**Exercise aim:**
Tally every line of the listing where the string "this" is found, and state the total alone.
>> Start Raw data
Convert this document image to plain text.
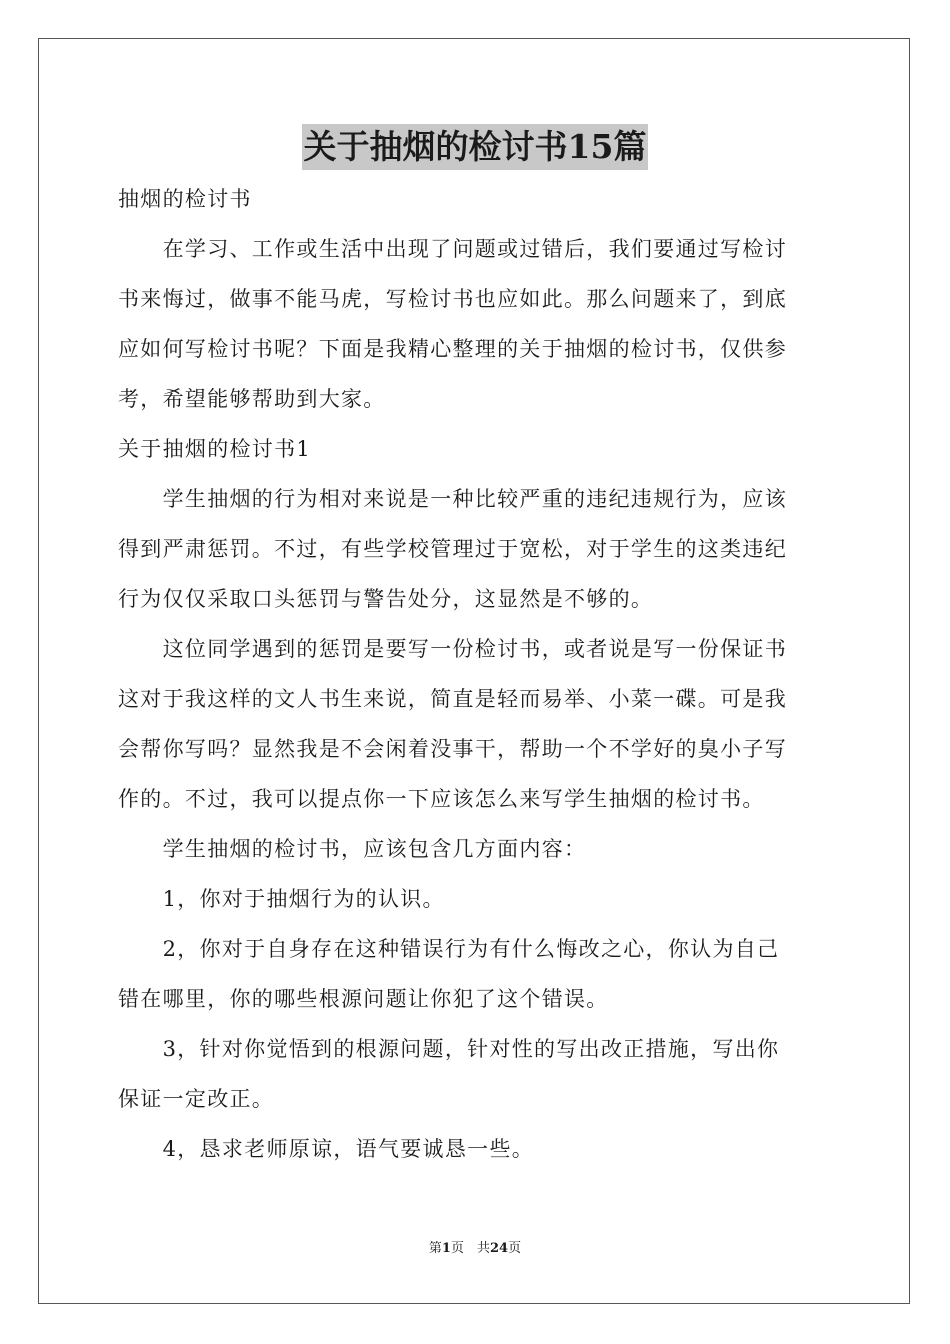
关于抽烟的检讨书15篇
抽烟的检讨书
　　在学习、工作或生活中出现了问题或过错后，我们要通过写检讨
书来悔过，做事不能马虎，写检讨书也应如此。那么问题来了，到底
应如何写检讨书呢？下面是我精心整理的关于抽烟的检讨书，仅供参
考，希望能够帮助到大家。
关于抽烟的检讨书1
　　学生抽烟的行为相对来说是一种比较严重的违纪违规行为，应该
得到严肃惩罚。不过，有些学校管理过于宽松，对于学生的这类违纪
行为仅仅采取口头惩罚与警告处分，这显然是不够的。
　　这位同学遇到的惩罚是要写一份检讨书，或者说是写一份保证书
这对于我这样的文人书生来说，简直是轻而易举、小菜一碟。可是我
会帮你写吗？显然我是不会闲着没事干，帮助一个不学好的臭小子写
作的。不过，我可以提点你一下应该怎么来写学生抽烟的检讨书。
　　学生抽烟的检讨书，应该包含几方面内容：
　　1，你对于抽烟行为的认识。
　　2，你对于自身存在这种错误行为有什么悔改之心，你认为自己
错在哪里，你的哪些根源问题让你犯了这个错误。
　　3，针对你觉悟到的根源问题，针对性的写出改正措施，写出你
保证一定改正。
　　4，恳求老师原谅，语气要诚恳一些。
第1页　共24页
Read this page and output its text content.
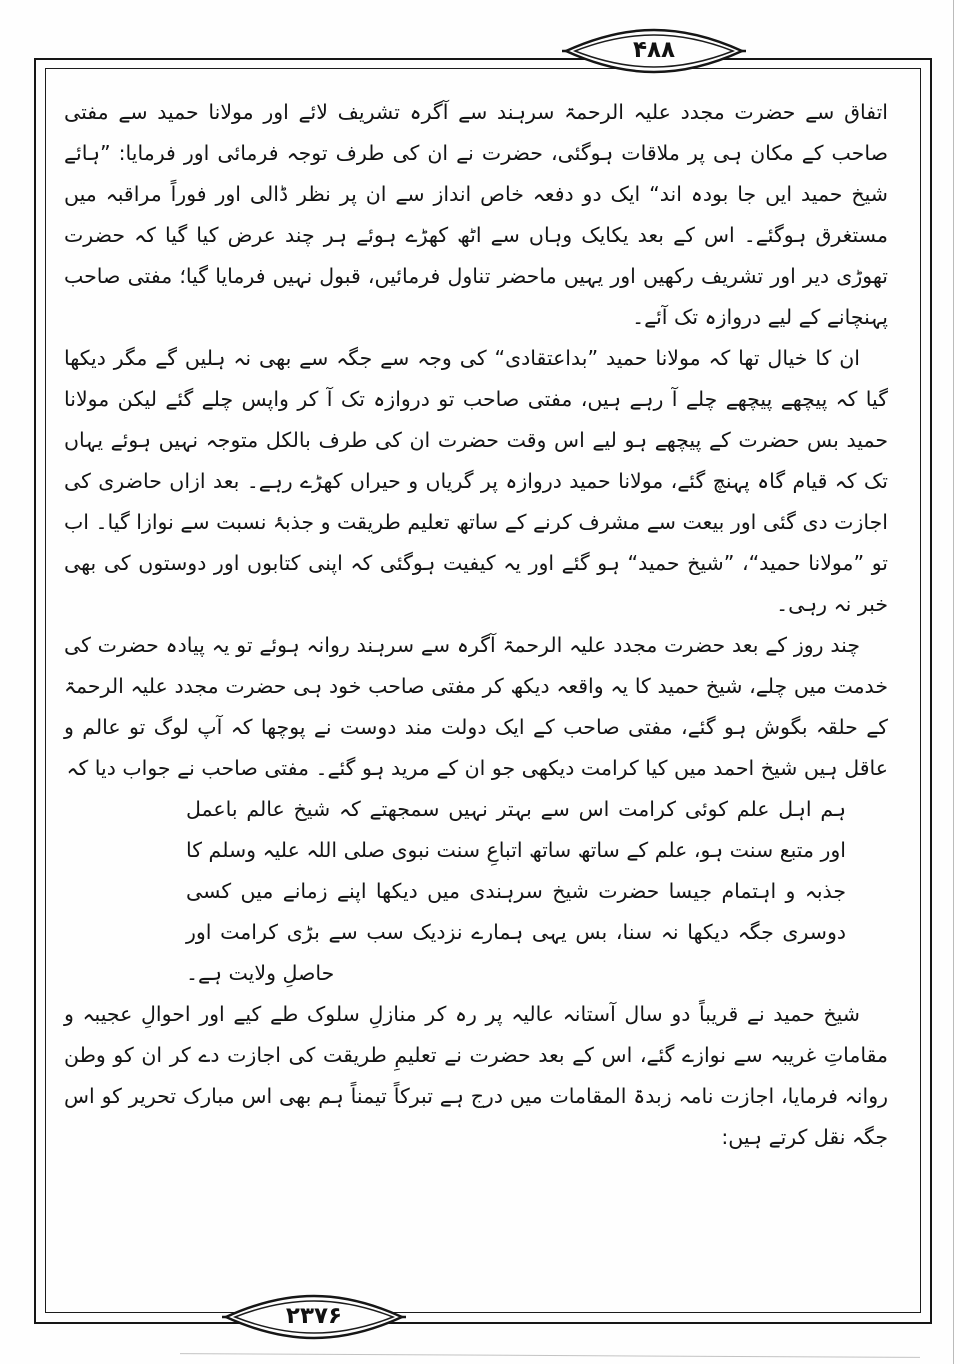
۴۸۸

اتفاق سے حضرت مجدد علیہ الرحمۃ سرہند سے آگرہ تشریف لائے اور مولانا حمید سے مفتی صاحب کے مکان ہی پر ملاقات ہوگئی، حضرت نے ان کی طرف توجہ فرمائی اور فرمایا: ”ہائے شیخ حمید ایں جا بودہ اند“ ایک دو دفعہ خاص انداز سے ان پر نظر ڈالی اور فوراً مراقبہ میں مستغرق ہوگئے۔ اس کے بعد یکایک وہاں سے اٹھ کھڑے ہوئے ہر چند عرض کیا گیا کہ حضرت تھوڑی دیر اور تشریف رکھیں اور یہیں ماحضر تناول فرمائیں، قبول نہیں فرمایا گیا؛ مفتی صاحب پہنچانے کے لیے دروازہ تک آئے۔

ان کا خیال تھا کہ مولانا حمید ”بداعتقادی“ کی وجہ سے جگہ سے بھی نہ ہلیں گے مگر دیکھا گیا کہ پیچھے پیچھے چلے آ رہے ہیں، مفتی صاحب تو دروازہ تک آ کر واپس چلے گئے لیکن مولانا حمید بس حضرت کے پیچھے ہو لیے اس وقت حضرت ان کی طرف بالکل متوجہ نہیں ہوئے یہاں تک کہ قیام گاہ پہنچ گئے، مولانا حمید دروازہ پر گریاں و حیراں کھڑے رہے۔ بعد ازاں حاضری کی اجازت دی گئی اور بیعت سے مشرف کرنے کے ساتھ تعلیم طریقت و جذبۂ نسبت سے نوازا گیا۔ اب تو ”مولانا حمید“، ”شیخ حمید“ ہو گئے اور یہ کیفیت ہوگئی کہ اپنی کتابوں اور دوستوں کی بھی خبر نہ رہی۔

چند روز کے بعد حضرت مجدد علیہ الرحمۃ آگرہ سے سرہند روانہ ہوئے تو یہ پیادہ حضرت کی خدمت میں چلے، شیخ حمید کا یہ واقعہ دیکھ کر مفتی صاحب خود ہی حضرت مجدد علیہ الرحمۃ کے حلقہ بگوش ہو گئے، مفتی صاحب کے ایک دولت مند دوست نے پوچھا کہ آپ لوگ تو عالم و عاقل ہیں شیخ احمد میں کیا کرامت دیکھی جو ان کے مرید ہو گئے۔ مفتی صاحب نے جواب دیا کہ

ہم اہل علم کوئی کرامت اس سے بہتر نہیں سمجھتے کہ شیخ عالم باعمل اور متبع سنت ہو، علم کے ساتھ ساتھ اتباعِ سنت نبوی صلی اللہ علیہ وسلم کا جذبہ و اہتمام جیسا حضرت شیخ سرہندی میں دیکھا اپنے زمانے میں کسی دوسری جگہ دیکھا نہ سنا، بس یہی ہمارے نزدیک سب سے بڑی کرامت اور حاصلِ ولایت ہے۔

شیخ حمید نے قریباً دو سال آستانہ عالیہ پر رہ کر منازلِ سلوک طے کیے اور احوالِ عجیبہ و مقاماتِ غریبہ سے نوازے گئے، اس کے بعد حضرت نے تعلیمِ طریقت کی اجازت دے کر ان کو وطن روانہ فرمایا، اجازت نامہ زبدۃ المقامات میں درج ہے تبرکاً تیمناً ہم بھی اس مبارک تحریر کو اس جگہ نقل کرتے ہیں:

۲۳۷۶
>> End Raw data
**Full answer:**
2